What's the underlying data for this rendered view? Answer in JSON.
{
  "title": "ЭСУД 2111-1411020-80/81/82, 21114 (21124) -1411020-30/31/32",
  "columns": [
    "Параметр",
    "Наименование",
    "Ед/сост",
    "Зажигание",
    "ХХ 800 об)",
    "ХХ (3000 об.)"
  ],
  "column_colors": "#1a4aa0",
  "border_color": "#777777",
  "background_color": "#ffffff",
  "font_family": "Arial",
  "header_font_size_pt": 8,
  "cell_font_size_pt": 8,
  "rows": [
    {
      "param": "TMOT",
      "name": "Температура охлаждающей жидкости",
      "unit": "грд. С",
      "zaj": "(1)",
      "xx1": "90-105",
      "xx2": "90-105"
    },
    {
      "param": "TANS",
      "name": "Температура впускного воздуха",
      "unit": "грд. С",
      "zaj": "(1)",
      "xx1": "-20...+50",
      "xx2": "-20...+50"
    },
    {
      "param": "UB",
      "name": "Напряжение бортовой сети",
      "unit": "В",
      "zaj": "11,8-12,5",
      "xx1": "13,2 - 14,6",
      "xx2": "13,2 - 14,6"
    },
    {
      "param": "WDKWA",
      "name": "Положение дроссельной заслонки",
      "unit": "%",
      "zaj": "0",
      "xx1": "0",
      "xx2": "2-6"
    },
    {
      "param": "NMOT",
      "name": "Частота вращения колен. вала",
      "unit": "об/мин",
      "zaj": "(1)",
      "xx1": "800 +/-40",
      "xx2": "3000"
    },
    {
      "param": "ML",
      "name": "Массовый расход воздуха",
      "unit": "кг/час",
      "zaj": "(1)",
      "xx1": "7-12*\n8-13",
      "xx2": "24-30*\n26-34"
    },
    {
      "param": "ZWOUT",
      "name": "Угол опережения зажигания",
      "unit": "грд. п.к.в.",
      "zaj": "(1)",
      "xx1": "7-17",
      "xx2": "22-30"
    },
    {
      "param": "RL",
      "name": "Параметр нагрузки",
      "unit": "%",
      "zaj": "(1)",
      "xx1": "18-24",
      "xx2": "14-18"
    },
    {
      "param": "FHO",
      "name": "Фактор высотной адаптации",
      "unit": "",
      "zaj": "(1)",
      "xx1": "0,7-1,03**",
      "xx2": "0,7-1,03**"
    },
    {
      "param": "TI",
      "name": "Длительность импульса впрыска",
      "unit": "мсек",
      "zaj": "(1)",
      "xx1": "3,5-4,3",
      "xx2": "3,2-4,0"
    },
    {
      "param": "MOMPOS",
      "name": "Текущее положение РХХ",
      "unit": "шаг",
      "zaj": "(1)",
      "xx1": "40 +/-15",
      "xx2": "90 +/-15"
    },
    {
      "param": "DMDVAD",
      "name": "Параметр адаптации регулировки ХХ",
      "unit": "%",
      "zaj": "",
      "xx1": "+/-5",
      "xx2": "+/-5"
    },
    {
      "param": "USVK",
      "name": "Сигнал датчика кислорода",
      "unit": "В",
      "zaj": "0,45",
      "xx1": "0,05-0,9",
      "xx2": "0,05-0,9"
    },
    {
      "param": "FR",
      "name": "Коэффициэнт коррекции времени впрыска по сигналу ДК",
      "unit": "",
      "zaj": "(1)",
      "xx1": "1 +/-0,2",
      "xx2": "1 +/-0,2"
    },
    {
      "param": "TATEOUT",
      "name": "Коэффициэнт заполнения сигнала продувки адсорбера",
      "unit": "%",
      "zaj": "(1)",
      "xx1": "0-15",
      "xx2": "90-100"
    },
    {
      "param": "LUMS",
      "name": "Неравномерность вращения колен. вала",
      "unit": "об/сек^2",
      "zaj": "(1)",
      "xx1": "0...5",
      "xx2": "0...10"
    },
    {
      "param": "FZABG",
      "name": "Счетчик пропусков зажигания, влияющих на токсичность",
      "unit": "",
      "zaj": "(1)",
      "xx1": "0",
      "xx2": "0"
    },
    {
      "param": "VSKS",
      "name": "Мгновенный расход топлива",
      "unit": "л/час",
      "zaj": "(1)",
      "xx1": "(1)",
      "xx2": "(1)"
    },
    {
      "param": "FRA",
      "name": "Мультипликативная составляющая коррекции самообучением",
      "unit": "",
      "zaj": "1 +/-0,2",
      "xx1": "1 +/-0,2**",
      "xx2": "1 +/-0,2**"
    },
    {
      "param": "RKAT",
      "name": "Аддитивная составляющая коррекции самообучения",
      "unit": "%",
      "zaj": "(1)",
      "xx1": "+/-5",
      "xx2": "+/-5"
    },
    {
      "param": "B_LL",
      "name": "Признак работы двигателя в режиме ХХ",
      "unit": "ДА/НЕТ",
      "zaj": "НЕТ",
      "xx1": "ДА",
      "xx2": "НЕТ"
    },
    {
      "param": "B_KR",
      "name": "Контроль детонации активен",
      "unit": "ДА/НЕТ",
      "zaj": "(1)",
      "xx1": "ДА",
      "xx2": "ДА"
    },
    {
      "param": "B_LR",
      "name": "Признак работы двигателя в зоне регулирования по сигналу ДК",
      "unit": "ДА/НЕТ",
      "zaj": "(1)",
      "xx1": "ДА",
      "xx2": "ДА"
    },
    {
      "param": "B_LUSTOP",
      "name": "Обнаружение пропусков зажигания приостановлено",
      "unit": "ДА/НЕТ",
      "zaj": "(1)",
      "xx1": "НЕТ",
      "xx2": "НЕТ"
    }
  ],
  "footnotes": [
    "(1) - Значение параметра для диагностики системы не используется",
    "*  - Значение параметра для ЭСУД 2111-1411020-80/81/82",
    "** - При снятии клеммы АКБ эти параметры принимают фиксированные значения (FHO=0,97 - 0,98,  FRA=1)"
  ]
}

===

SET TASK —
All lines holding the word "Температура" should be picked out and copied.

FULL SOLUTION —
      "name": "Температура охлаждающей жидкости",
      "name": "Температура впускного воздуха",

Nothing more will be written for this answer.